REQUIRED WORK> Copy each of the rows below word for word, from the first line to the last.

Data rows:
__________
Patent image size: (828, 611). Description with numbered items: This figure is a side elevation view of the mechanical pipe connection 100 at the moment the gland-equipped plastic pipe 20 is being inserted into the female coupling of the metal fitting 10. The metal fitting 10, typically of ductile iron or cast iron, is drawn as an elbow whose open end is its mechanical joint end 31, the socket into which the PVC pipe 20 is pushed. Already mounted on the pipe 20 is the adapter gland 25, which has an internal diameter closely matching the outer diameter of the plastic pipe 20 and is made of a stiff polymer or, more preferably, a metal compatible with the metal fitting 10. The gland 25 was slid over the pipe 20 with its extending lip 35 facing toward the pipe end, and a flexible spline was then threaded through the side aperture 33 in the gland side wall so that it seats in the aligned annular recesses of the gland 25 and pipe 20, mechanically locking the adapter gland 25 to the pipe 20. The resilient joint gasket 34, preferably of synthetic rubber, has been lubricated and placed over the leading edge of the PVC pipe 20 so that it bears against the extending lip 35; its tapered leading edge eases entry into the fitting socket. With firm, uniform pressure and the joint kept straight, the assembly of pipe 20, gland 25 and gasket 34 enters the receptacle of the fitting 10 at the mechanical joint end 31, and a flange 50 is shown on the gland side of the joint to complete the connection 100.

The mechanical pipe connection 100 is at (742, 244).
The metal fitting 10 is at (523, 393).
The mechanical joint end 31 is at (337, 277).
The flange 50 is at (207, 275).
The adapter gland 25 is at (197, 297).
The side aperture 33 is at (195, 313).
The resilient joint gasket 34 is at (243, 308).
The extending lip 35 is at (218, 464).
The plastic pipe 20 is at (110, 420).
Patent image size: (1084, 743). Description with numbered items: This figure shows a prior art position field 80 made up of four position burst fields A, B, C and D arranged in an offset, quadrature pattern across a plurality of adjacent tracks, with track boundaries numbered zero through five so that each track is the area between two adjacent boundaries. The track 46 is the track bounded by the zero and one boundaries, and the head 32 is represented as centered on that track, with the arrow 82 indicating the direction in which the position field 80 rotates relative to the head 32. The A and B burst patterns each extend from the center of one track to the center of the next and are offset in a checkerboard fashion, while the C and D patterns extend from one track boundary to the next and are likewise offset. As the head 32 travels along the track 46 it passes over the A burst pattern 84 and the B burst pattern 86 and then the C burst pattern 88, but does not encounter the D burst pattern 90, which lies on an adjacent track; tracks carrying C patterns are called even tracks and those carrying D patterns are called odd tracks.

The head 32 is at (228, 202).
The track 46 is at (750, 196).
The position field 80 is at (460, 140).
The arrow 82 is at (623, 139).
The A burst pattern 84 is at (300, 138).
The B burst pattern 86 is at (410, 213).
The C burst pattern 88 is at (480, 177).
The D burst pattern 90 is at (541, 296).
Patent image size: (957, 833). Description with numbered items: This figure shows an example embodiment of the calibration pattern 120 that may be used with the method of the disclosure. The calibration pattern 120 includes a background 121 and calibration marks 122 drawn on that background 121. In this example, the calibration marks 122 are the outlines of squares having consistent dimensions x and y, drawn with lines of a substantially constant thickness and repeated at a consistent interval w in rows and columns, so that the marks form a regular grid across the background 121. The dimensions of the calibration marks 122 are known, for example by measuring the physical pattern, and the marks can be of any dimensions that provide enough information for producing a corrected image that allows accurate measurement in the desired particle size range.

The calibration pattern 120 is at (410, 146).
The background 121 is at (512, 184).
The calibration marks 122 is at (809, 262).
__________
EXERCISE OUTPUT>
Patent image size: (828, 611). Description with numbered items: This figure is a side elevation view of the mechanical pipe connection 100 at the moment the gland-equipped plastic pipe 20 is being inserted into the female coupling of the metal fitting 10. The metal fitting 10, typically of ductile iron or cast iron, is drawn as an elbow whose open end is its mechanical joint end 31, the socket into which the PVC pipe 20 is pushed. Already mounted on the pipe 20 is the adapter gland 25, which has an internal diameter closely matching the outer diameter of the plastic pipe 20 and is made of a stiff polymer or, more preferably, a metal compatible with the metal fitting 10. The gland 25 was slid over the pipe 20 with its extending lip 35 facing toward the pipe end, and a flexible spline was then threaded through the side aperture 33 in the gland side wall so that it seats in the aligned annular recesses of the gland 25 and pipe 20, mechanically locking the adapter gland 25 to the pipe 20. The resilient joint gasket 34, preferably of synthetic rubber, has been lubricated and placed over the leading edge of the PVC pipe 20 so that it bears against the extending lip 35; its tapered leading edge eases entry into the fitting socket. With firm, uniform pressure and the joint kept straight, the assembly of pipe 20, gland 25 and gasket 34 enters the receptacle of the fitting 10 at the mechanical joint end 31, and a flange 50 is shown on the gland side of the joint to complete the connection 100.

The mechanical pipe connection 100 is at (742, 244).
The metal fitting 10 is at (523, 393).
The mechanical joint end 31 is at (337, 277).
The flange 50 is at (207, 275).
The adapter gland 25 is at (197, 297).
The side aperture 33 is at (195, 313).
The resilient joint gasket 34 is at (243, 308).
The extending lip 35 is at (218, 464).
The plastic pipe 20 is at (110, 420).
Patent image size: (1084, 743). Description with numbered items: This figure shows a prior art position field 80 made up of four position burst fields A, B, C and D arranged in an offset, quadrature pattern across a plurality of adjacent tracks, with track boundaries numbered zero through five so that each track is the area between two adjacent boundaries. The track 46 is the track bounded by the zero and one boundaries, and the head 32 is represented as centered on that track, with the arrow 82 indicating the direction in which the position field 80 rotates relative to the head 32. The A and B burst patterns each extend from the center of one track to the center of the next and are offset in a checkerboard fashion, while the C and D patterns extend from one track boundary to the next and are likewise offset. As the head 32 travels along the track 46 it passes over the A burst pattern 84 and the B burst pattern 86 and then the C burst pattern 88, but does not encounter the D burst pattern 90, which lies on an adjacent track; tracks carrying C patterns are called even tracks and those carrying D patterns are called odd tracks.

The head 32 is at (228, 202).
The track 46 is at (750, 196).
The position field 80 is at (460, 140).
The arrow 82 is at (623, 139).
The A burst pattern 84 is at (300, 138).
The B burst pattern 86 is at (410, 213).
The C burst pattern 88 is at (480, 177).
The D burst pattern 90 is at (541, 296).
Patent image size: (957, 833). Description with numbered items: This figure shows an example embodiment of the calibration pattern 120 that may be used with the method of the disclosure. The calibration pattern 120 includes a background 121 and calibration marks 122 drawn on that background 121. In this example, the calibration marks 122 are the outlines of squares having consistent dimensions x and y, drawn with lines of a substantially constant thickness and repeated at a consistent interval w in rows and columns, so that the marks form a regular grid across the background 121. The dimensions of the calibration marks 122 are known, for example by measuring the physical pattern, and the marks can be of any dimensions that provide enough information for producing a corrected image that allows accurate measurement in the desired particle size range.

The calibration pattern 120 is at (410, 146).
The background 121 is at (512, 184).
The calibration marks 122 is at (809, 262).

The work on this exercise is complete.